(Collected data entries)
START

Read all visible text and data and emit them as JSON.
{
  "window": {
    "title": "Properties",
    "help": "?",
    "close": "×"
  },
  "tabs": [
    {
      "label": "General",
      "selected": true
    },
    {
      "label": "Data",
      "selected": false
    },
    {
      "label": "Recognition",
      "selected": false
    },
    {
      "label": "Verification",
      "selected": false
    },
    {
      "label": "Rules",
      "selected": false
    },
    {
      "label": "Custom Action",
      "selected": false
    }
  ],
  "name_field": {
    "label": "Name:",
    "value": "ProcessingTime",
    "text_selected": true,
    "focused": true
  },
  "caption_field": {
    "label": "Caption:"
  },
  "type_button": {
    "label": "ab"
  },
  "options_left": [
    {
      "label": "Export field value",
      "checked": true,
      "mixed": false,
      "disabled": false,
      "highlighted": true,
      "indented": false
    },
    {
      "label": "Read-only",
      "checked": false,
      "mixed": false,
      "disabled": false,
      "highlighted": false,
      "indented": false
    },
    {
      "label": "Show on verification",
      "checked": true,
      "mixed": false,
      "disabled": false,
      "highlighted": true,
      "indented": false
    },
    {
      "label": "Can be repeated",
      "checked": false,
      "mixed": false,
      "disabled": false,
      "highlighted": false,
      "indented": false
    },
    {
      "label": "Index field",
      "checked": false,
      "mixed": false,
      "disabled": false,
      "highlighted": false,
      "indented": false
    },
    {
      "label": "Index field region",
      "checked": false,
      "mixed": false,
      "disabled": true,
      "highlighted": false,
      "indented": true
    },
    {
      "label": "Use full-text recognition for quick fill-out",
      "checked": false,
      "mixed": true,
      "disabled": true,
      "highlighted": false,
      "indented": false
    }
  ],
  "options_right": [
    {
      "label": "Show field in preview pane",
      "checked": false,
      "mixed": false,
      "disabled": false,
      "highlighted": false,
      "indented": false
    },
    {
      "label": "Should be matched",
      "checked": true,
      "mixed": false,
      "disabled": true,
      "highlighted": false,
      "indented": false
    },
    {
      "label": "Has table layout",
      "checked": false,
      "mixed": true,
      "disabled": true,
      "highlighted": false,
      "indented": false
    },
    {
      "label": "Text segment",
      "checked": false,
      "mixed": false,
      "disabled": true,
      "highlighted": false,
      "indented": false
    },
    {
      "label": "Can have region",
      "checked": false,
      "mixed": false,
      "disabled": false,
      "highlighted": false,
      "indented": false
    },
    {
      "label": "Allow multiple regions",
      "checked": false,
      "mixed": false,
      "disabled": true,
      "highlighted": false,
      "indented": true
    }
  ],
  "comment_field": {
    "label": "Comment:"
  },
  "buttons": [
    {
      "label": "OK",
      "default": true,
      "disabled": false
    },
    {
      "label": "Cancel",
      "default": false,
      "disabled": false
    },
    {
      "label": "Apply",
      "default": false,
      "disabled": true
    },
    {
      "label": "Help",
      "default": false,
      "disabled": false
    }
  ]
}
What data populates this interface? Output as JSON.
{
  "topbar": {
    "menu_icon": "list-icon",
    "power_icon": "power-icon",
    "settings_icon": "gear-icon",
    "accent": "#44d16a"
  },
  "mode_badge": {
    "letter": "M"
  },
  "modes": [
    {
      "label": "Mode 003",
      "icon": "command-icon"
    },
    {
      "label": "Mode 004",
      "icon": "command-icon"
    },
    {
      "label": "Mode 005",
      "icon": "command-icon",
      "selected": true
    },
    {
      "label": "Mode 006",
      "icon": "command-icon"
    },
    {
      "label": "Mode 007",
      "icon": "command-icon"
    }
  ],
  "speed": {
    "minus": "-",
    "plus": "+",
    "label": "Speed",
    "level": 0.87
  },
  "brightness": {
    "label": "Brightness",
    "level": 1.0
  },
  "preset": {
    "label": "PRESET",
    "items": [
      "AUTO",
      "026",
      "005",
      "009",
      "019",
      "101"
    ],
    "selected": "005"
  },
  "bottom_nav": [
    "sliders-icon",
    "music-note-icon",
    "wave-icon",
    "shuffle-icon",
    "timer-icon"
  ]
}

END

*Instructions for the task:* Count every line in the data where the string "Read" occurs. Give nothing except the number.

*Response to this exercise:* 2